Given data:
--- Start ---
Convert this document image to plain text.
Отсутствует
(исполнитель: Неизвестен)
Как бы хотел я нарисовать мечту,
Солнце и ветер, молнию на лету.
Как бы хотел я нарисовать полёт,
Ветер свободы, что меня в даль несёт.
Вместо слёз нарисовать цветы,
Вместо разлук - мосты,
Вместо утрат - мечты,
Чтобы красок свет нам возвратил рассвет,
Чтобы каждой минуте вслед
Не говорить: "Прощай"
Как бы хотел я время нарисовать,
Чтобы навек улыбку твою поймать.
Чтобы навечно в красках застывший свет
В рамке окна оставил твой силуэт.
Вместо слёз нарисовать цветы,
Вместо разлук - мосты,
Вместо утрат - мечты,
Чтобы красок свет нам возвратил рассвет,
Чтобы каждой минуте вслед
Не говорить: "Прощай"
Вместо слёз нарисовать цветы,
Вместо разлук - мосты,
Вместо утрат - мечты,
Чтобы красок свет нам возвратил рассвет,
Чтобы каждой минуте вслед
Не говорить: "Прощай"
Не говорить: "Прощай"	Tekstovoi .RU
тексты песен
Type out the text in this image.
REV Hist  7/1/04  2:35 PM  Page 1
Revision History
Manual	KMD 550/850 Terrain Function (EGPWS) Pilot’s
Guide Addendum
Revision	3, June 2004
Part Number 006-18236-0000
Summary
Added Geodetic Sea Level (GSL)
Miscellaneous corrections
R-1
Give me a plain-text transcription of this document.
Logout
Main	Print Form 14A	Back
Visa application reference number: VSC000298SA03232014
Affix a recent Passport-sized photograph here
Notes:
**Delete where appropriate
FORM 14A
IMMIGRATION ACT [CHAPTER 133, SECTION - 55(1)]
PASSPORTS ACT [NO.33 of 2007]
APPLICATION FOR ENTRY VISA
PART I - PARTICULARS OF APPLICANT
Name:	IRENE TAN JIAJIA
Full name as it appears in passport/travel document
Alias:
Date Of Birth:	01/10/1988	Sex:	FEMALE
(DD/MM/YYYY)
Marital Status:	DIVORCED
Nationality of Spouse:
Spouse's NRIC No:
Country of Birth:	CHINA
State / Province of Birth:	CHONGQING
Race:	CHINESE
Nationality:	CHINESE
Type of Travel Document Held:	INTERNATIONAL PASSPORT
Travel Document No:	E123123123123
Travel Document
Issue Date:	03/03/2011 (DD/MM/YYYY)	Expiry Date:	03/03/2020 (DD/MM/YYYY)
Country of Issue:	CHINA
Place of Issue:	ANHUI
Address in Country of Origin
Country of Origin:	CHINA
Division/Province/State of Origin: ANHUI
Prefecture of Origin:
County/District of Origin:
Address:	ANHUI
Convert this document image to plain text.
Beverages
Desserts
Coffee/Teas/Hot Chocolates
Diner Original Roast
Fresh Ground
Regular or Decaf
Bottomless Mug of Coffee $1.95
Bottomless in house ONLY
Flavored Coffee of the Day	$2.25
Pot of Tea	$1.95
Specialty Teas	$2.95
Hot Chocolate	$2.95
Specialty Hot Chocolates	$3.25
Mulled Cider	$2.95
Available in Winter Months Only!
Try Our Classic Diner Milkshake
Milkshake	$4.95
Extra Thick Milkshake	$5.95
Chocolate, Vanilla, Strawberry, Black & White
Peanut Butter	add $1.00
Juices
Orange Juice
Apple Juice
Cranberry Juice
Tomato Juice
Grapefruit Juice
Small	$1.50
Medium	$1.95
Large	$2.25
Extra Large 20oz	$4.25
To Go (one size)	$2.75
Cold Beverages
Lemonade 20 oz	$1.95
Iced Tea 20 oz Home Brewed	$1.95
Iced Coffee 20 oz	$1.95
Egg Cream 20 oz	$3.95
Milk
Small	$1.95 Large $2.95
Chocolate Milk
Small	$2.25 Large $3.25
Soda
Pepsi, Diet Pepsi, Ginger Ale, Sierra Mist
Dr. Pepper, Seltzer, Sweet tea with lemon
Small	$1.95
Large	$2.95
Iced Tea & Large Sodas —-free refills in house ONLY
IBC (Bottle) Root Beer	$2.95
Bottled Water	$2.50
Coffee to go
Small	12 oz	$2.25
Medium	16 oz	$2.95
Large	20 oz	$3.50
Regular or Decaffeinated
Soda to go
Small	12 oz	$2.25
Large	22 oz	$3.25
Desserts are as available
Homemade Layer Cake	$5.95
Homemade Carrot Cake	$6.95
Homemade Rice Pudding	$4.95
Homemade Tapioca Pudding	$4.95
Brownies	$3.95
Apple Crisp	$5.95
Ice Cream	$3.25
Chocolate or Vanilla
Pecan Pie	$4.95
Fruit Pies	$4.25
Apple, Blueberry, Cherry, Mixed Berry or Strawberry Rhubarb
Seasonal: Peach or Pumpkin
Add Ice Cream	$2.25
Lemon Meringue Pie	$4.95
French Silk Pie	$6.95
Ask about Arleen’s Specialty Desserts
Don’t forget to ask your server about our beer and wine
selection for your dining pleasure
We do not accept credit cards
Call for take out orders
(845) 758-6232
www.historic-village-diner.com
--- End ---
Exercise goal:
Take each line of the material that contains the word "Strawberry" and list it.

The answer:
Chocolate, Vanilla, Strawberry, Black & White
Apple, Blueberry, Cherry, Mixed Berry or Strawberry Rhubarb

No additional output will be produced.